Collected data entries

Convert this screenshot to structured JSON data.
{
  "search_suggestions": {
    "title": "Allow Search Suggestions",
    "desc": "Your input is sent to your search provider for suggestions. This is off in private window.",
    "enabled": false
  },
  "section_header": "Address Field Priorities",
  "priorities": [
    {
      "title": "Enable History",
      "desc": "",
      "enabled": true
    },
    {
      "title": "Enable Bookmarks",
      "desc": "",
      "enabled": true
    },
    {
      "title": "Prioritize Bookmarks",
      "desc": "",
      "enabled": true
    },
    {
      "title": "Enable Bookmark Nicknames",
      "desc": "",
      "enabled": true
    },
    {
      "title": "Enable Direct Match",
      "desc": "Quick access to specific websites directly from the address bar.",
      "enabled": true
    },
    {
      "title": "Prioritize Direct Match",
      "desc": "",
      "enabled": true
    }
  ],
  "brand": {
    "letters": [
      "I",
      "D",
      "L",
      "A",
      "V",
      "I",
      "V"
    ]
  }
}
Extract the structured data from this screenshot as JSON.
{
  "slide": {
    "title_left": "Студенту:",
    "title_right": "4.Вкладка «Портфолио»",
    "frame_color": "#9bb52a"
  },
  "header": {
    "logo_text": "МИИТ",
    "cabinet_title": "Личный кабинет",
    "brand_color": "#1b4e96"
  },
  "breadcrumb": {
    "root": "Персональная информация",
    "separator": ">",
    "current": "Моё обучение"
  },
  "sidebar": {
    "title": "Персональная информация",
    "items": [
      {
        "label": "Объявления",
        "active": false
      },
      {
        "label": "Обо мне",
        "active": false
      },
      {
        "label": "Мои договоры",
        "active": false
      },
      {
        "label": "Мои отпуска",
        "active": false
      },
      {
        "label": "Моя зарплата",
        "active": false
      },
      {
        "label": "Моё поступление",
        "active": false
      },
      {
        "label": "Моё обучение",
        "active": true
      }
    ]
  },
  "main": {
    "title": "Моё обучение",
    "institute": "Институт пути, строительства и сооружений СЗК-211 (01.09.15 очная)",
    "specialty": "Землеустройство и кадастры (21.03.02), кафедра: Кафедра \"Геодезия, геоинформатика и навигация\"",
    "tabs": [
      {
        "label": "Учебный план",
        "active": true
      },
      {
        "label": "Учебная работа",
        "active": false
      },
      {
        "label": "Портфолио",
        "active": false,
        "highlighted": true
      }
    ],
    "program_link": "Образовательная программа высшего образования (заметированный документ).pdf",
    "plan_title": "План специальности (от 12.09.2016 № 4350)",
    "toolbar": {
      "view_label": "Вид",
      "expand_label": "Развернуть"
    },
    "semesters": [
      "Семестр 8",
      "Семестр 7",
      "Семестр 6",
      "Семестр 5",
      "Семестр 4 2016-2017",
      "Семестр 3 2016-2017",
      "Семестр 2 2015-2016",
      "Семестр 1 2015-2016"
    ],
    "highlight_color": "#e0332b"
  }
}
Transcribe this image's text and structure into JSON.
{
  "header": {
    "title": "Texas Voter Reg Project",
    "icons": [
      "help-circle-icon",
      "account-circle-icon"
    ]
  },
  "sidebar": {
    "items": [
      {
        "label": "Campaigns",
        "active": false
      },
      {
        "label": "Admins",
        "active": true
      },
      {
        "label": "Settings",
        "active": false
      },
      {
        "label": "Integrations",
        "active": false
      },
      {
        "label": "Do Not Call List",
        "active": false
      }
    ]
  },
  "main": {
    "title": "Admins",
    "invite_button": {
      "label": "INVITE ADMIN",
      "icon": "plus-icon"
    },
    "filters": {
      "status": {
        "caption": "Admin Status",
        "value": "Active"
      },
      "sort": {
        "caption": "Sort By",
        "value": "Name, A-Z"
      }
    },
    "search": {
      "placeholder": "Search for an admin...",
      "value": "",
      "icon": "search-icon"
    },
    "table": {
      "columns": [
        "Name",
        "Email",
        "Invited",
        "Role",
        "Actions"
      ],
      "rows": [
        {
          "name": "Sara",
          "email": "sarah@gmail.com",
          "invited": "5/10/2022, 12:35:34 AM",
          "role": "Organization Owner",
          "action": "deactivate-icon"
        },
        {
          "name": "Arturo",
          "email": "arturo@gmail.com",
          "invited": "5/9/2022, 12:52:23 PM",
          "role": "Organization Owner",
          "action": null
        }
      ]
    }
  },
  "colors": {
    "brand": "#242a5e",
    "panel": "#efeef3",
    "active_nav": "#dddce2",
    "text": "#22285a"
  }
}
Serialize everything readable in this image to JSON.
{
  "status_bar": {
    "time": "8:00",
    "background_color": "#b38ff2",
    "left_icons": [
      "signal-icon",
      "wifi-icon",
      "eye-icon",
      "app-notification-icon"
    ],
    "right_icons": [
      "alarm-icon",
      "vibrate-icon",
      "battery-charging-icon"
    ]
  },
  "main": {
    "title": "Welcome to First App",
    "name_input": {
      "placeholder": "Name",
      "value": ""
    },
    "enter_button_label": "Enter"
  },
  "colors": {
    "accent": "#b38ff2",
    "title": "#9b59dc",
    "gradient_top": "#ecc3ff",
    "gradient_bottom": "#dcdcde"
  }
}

*WHAT YOU HAVE TO DO*: Tally the lines of the data that contain the string "caption" and report the total alone.

*RESULT*: 2